From the entries below, please gather each line containing the string "экипажу".

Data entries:
— start —

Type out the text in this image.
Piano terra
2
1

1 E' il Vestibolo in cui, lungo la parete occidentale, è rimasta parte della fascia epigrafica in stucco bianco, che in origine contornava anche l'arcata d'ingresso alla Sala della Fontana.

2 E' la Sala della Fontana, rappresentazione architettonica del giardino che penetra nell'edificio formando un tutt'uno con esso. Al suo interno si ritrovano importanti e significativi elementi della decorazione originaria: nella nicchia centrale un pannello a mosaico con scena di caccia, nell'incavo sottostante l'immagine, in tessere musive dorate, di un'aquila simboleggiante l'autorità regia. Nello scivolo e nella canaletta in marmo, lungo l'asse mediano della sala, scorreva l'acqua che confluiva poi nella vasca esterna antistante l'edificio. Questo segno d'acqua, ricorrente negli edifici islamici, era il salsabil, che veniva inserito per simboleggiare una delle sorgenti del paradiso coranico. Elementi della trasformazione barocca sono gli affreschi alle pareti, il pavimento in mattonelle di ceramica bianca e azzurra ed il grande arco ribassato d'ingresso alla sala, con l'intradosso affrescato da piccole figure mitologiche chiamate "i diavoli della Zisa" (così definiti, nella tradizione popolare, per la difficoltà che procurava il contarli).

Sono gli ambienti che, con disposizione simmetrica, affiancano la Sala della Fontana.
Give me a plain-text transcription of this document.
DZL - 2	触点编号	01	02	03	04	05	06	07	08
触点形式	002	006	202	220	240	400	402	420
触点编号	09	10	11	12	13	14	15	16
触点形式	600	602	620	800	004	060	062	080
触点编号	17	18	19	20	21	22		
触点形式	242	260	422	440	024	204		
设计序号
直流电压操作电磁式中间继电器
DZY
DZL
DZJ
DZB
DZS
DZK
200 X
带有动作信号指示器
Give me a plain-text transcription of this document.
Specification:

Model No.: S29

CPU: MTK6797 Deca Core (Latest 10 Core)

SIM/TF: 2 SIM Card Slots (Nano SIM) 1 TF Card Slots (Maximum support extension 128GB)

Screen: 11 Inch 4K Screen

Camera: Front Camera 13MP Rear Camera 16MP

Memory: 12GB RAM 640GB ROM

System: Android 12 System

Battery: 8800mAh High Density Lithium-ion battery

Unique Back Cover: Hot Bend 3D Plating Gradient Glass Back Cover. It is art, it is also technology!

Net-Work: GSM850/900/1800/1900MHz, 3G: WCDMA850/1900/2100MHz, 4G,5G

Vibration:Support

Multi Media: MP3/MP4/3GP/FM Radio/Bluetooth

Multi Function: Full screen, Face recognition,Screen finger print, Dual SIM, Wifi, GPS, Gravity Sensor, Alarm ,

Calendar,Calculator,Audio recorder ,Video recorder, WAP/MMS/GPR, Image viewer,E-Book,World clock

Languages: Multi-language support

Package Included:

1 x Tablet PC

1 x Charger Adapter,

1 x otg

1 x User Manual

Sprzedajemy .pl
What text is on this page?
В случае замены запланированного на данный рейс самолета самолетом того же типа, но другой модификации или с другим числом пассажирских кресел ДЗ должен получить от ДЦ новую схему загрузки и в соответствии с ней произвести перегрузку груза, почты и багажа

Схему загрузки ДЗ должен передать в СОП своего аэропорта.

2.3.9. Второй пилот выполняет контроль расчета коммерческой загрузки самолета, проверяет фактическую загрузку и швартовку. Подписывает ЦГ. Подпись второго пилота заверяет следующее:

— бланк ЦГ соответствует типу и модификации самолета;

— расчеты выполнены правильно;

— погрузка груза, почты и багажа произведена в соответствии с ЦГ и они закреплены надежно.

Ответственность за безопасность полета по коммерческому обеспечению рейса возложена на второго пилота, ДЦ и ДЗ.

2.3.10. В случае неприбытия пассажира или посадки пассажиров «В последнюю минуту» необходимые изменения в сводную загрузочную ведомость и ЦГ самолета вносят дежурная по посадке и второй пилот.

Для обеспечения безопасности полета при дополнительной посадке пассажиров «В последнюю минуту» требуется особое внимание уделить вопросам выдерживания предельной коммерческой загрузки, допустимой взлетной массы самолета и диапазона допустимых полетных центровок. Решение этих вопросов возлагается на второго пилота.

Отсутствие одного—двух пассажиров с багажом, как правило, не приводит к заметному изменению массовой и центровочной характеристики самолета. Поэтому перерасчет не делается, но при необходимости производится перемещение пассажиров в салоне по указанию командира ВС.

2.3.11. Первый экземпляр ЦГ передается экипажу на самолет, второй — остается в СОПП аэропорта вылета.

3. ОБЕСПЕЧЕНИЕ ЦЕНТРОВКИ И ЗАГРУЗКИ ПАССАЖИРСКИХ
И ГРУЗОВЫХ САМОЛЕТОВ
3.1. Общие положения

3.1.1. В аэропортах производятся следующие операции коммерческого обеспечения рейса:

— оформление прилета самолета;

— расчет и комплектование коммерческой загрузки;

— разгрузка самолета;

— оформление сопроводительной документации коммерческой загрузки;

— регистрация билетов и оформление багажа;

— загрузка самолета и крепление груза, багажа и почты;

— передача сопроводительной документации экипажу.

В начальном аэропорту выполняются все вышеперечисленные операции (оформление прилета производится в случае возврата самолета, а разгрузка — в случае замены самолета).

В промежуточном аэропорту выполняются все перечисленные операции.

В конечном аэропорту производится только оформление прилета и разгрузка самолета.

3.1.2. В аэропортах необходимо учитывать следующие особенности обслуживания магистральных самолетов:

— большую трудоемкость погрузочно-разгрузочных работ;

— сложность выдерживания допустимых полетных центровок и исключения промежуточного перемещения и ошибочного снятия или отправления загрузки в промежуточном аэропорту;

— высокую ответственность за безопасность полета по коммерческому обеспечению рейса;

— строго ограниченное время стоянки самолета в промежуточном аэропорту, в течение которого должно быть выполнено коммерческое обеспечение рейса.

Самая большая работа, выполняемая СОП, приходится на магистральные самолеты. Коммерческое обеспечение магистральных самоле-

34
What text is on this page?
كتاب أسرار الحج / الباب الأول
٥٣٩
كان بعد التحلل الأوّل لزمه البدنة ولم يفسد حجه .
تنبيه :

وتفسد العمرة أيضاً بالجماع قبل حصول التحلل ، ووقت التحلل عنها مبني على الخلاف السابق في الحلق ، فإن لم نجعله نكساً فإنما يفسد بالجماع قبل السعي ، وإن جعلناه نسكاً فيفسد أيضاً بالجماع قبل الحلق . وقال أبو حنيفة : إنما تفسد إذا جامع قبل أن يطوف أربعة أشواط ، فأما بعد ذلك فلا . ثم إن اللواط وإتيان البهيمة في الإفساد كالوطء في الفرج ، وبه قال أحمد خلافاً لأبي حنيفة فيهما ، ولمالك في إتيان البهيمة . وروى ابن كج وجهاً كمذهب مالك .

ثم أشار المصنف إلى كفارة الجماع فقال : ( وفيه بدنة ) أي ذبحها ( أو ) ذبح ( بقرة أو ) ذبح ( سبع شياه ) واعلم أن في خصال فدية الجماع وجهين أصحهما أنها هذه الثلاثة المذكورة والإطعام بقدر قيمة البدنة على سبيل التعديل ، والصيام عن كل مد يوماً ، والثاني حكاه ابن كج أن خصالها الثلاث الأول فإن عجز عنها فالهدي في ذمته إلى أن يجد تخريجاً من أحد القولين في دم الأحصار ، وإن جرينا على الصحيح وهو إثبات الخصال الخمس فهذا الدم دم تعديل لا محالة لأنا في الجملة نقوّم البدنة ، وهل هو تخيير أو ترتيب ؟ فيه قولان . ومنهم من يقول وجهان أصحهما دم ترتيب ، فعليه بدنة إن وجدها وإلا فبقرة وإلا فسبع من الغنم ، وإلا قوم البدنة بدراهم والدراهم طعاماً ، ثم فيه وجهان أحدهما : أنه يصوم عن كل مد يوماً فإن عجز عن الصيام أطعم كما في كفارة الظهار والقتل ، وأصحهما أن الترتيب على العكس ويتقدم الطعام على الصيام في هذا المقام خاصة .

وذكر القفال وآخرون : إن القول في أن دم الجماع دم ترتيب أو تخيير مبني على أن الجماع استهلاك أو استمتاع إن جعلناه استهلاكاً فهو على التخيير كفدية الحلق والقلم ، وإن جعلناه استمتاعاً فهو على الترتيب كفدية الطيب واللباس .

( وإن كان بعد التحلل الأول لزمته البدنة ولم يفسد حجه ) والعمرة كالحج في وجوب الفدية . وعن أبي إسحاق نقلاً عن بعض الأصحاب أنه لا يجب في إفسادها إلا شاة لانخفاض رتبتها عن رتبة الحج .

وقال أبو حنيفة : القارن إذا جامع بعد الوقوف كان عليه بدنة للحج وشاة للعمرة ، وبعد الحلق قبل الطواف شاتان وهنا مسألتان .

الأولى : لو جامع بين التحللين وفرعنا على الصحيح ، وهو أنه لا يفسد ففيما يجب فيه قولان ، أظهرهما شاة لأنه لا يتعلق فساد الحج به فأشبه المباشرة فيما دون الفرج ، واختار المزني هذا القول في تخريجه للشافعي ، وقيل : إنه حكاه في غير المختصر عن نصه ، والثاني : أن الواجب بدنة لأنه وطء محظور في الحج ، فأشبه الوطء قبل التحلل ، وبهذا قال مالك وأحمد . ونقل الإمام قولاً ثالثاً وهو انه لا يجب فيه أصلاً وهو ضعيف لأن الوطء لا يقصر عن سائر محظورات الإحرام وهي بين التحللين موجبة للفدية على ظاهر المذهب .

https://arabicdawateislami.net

— end —

The reply:
2.3.11. Первый экземпляр ЦГ передается экипажу на самолет, второй — остается в СОПП аэропорта вылета.
— передача сопроводительной документации экипажу.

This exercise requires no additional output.